(Data entries)
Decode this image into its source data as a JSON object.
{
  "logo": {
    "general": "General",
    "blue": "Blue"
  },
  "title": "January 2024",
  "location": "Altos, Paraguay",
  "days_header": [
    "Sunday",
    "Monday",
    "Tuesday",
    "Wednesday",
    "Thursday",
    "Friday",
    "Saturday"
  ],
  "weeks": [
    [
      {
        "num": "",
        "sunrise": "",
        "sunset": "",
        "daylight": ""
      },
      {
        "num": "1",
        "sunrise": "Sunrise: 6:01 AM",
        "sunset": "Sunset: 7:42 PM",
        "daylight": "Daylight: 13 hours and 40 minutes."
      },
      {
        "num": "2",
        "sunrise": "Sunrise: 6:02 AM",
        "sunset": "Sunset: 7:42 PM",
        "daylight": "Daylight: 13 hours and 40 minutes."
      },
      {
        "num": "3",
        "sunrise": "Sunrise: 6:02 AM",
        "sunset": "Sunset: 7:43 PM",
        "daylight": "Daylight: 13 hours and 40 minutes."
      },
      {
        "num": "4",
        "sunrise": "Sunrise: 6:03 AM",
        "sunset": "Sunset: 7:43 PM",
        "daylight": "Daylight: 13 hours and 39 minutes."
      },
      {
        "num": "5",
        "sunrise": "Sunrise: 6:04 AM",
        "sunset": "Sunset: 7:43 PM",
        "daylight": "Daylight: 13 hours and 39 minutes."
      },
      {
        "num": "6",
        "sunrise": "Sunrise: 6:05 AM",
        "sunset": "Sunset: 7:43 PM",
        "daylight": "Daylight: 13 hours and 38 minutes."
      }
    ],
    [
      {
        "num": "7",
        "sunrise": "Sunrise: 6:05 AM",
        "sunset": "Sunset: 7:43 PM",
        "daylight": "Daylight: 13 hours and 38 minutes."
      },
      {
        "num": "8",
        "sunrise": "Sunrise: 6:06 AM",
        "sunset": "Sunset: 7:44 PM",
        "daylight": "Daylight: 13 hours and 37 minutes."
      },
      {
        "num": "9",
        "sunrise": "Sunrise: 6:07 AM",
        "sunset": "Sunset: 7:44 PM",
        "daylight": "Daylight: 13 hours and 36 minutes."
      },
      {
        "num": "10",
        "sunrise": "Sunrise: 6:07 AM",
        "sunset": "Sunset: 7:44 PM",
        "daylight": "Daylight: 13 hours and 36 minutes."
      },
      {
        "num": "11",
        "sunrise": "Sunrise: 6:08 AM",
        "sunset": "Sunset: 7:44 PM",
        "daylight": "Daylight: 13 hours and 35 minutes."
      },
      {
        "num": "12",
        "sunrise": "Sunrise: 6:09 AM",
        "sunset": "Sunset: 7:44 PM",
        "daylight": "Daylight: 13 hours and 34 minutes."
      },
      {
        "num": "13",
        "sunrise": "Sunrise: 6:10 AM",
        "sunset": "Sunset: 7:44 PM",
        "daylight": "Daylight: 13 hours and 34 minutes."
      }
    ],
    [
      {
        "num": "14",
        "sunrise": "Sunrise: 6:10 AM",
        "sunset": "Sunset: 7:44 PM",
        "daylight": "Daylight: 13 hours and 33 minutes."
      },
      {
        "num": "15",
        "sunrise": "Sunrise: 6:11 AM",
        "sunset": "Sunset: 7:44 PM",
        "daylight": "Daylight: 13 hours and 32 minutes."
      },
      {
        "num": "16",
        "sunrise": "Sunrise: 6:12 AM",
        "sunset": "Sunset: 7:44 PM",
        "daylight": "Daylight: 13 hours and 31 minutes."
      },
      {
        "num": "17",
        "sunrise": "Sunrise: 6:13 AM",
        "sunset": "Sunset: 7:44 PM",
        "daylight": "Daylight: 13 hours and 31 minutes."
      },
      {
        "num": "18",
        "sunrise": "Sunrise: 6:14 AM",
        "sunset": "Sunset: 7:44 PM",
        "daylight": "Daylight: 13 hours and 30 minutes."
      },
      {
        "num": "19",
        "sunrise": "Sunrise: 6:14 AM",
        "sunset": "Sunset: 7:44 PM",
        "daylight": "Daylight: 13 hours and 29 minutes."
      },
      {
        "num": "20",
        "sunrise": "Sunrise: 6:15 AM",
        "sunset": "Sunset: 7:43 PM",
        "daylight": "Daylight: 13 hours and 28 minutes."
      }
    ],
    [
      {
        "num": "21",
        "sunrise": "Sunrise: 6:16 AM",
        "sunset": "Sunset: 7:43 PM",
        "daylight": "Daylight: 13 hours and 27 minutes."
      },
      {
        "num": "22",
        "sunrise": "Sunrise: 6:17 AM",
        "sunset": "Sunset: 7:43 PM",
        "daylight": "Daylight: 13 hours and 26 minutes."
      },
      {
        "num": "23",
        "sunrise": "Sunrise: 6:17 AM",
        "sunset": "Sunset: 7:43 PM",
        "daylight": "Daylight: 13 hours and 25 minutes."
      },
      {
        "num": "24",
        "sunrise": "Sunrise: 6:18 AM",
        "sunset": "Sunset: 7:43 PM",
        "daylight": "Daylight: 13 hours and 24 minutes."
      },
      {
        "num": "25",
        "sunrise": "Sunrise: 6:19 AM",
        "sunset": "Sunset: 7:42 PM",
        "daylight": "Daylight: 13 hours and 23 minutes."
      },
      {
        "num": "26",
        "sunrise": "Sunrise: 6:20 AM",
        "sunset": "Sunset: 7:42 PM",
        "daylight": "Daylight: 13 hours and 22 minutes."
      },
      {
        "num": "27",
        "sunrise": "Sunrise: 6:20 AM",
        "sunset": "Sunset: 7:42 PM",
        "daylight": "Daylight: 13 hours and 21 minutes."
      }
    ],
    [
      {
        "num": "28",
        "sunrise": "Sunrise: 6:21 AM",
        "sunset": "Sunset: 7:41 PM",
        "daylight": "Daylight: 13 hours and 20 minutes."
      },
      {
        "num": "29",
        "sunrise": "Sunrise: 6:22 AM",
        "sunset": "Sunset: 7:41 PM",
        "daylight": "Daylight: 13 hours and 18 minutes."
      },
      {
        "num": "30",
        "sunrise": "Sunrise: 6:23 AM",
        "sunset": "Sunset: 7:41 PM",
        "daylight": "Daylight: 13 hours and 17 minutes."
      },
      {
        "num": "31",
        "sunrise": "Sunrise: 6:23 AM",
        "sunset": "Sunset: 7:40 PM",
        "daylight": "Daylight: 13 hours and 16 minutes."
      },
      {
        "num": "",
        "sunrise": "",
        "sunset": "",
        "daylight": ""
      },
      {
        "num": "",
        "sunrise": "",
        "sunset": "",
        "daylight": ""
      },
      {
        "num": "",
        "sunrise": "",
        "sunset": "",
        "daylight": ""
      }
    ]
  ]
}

PROBLEM TO SOLVE: Recopy the entries above in their entirety, exactly.

EXERCISE ANSWER:
Decode this image into its source data as a JSON object.
{
  "logo": {
    "general": "General",
    "blue": "Blue"
  },
  "title": "January 2024",
  "location": "Altos, Paraguay",
  "days_header": [
    "Sunday",
    "Monday",
    "Tuesday",
    "Wednesday",
    "Thursday",
    "Friday",
    "Saturday"
  ],
  "weeks": [
    [
      {
        "num": "",
        "sunrise": "",
        "sunset": "",
        "daylight": ""
      },
      {
        "num": "1",
        "sunrise": "Sunrise: 6:01 AM",
        "sunset": "Sunset: 7:42 PM",
        "daylight": "Daylight: 13 hours and 40 minutes."
      },
      {
        "num": "2",
        "sunrise": "Sunrise: 6:02 AM",
        "sunset": "Sunset: 7:42 PM",
        "daylight": "Daylight: 13 hours and 40 minutes."
      },
      {
        "num": "3",
        "sunrise": "Sunrise: 6:02 AM",
        "sunset": "Sunset: 7:43 PM",
        "daylight": "Daylight: 13 hours and 40 minutes."
      },
      {
        "num": "4",
        "sunrise": "Sunrise: 6:03 AM",
        "sunset": "Sunset: 7:43 PM",
        "daylight": "Daylight: 13 hours and 39 minutes."
      },
      {
        "num": "5",
        "sunrise": "Sunrise: 6:04 AM",
        "sunset": "Sunset: 7:43 PM",
        "daylight": "Daylight: 13 hours and 39 minutes."
      },
      {
        "num": "6",
        "sunrise": "Sunrise: 6:05 AM",
        "sunset": "Sunset: 7:43 PM",
        "daylight": "Daylight: 13 hours and 38 minutes."
      }
    ],
    [
      {
        "num": "7",
        "sunrise": "Sunrise: 6:05 AM",
        "sunset": "Sunset: 7:43 PM",
        "daylight": "Daylight: 13 hours and 38 minutes."
      },
      {
        "num": "8",
        "sunrise": "Sunrise: 6:06 AM",
        "sunset": "Sunset: 7:44 PM",
        "daylight": "Daylight: 13 hours and 37 minutes."
      },
      {
        "num": "9",
        "sunrise": "Sunrise: 6:07 AM",
        "sunset": "Sunset: 7:44 PM",
        "daylight": "Daylight: 13 hours and 36 minutes."
      },
      {
        "num": "10",
        "sunrise": "Sunrise: 6:07 AM",
        "sunset": "Sunset: 7:44 PM",
        "daylight": "Daylight: 13 hours and 36 minutes."
      },
      {
        "num": "11",
        "sunrise": "Sunrise: 6:08 AM",
        "sunset": "Sunset: 7:44 PM",
        "daylight": "Daylight: 13 hours and 35 minutes."
      },
      {
        "num": "12",
        "sunrise": "Sunrise: 6:09 AM",
        "sunset": "Sunset: 7:44 PM",
        "daylight": "Daylight: 13 hours and 34 minutes."
      },
      {
        "num": "13",
        "sunrise": "Sunrise: 6:10 AM",
        "sunset": "Sunset: 7:44 PM",
        "daylight": "Daylight: 13 hours and 34 minutes."
      }
    ],
    [
      {
        "num": "14",
        "sunrise": "Sunrise: 6:10 AM",
        "sunset": "Sunset: 7:44 PM",
        "daylight": "Daylight: 13 hours and 33 minutes."
      },
      {
        "num": "15",
        "sunrise": "Sunrise: 6:11 AM",
        "sunset": "Sunset: 7:44 PM",
        "daylight": "Daylight: 13 hours and 32 minutes."
      },
      {
        "num": "16",
        "sunrise": "Sunrise: 6:12 AM",
        "sunset": "Sunset: 7:44 PM",
        "daylight": "Daylight: 13 hours and 31 minutes."
      },
      {
        "num": "17",
        "sunrise": "Sunrise: 6:13 AM",
        "sunset": "Sunset: 7:44 PM",
        "daylight": "Daylight: 13 hours and 31 minutes."
      },
      {
        "num": "18",
        "sunrise": "Sunrise: 6:14 AM",
        "sunset": "Sunset: 7:44 PM",
        "daylight": "Daylight: 13 hours and 30 minutes."
      },
      {
        "num": "19",
        "sunrise": "Sunrise: 6:14 AM",
        "sunset": "Sunset: 7:44 PM",
        "daylight": "Daylight: 13 hours and 29 minutes."
      },
      {
        "num": "20",
        "sunrise": "Sunrise: 6:15 AM",
        "sunset": "Sunset: 7:43 PM",
        "daylight": "Daylight: 13 hours and 28 minutes."
      }
    ],
    [
      {
        "num": "21",
        "sunrise": "Sunrise: 6:16 AM",
        "sunset": "Sunset: 7:43 PM",
        "daylight": "Daylight: 13 hours and 27 minutes."
      },
      {
        "num": "22",
        "sunrise": "Sunrise: 6:17 AM",
        "sunset": "Sunset: 7:43 PM",
        "daylight": "Daylight: 13 hours and 26 minutes."
      },
      {
        "num": "23",
        "sunrise": "Sunrise: 6:17 AM",
        "sunset": "Sunset: 7:43 PM",
        "daylight": "Daylight: 13 hours and 25 minutes."
      },
      {
        "num": "24",
        "sunrise": "Sunrise: 6:18 AM",
        "sunset": "Sunset: 7:43 PM",
        "daylight": "Daylight: 13 hours and 24 minutes."
      },
      {
        "num": "25",
        "sunrise": "Sunrise: 6:19 AM",
        "sunset": "Sunset: 7:42 PM",
        "daylight": "Daylight: 13 hours and 23 minutes."
      },
      {
        "num": "26",
        "sunrise": "Sunrise: 6:20 AM",
        "sunset": "Sunset: 7:42 PM",
        "daylight": "Daylight: 13 hours and 22 minutes."
      },
      {
        "num": "27",
        "sunrise": "Sunrise: 6:20 AM",
        "sunset": "Sunset: 7:42 PM",
        "daylight": "Daylight: 13 hours and 21 minutes."
      }
    ],
    [
      {
        "num": "28",
        "sunrise": "Sunrise: 6:21 AM",
        "sunset": "Sunset: 7:41 PM",
        "daylight": "Daylight: 13 hours and 20 minutes."
      },
      {
        "num": "29",
        "sunrise": "Sunrise: 6:22 AM",
        "sunset": "Sunset: 7:41 PM",
        "daylight": "Daylight: 13 hours and 18 minutes."
      },
      {
        "num": "30",
        "sunrise": "Sunrise: 6:23 AM",
        "sunset": "Sunset: 7:41 PM",
        "daylight": "Daylight: 13 hours and 17 minutes."
      },
      {
        "num": "31",
        "sunrise": "Sunrise: 6:23 AM",
        "sunset": "Sunset: 7:40 PM",
        "daylight": "Daylight: 13 hours and 16 minutes."
      },
      {
        "num": "",
        "sunrise": "",
        "sunset": "",
        "daylight": ""
      },
      {
        "num": "",
        "sunrise": "",
        "sunset": "",
        "daylight": ""
      },
      {
        "num": "",
        "sunrise": "",
        "sunset": "",
        "daylight": ""
      }
    ]
  ]
}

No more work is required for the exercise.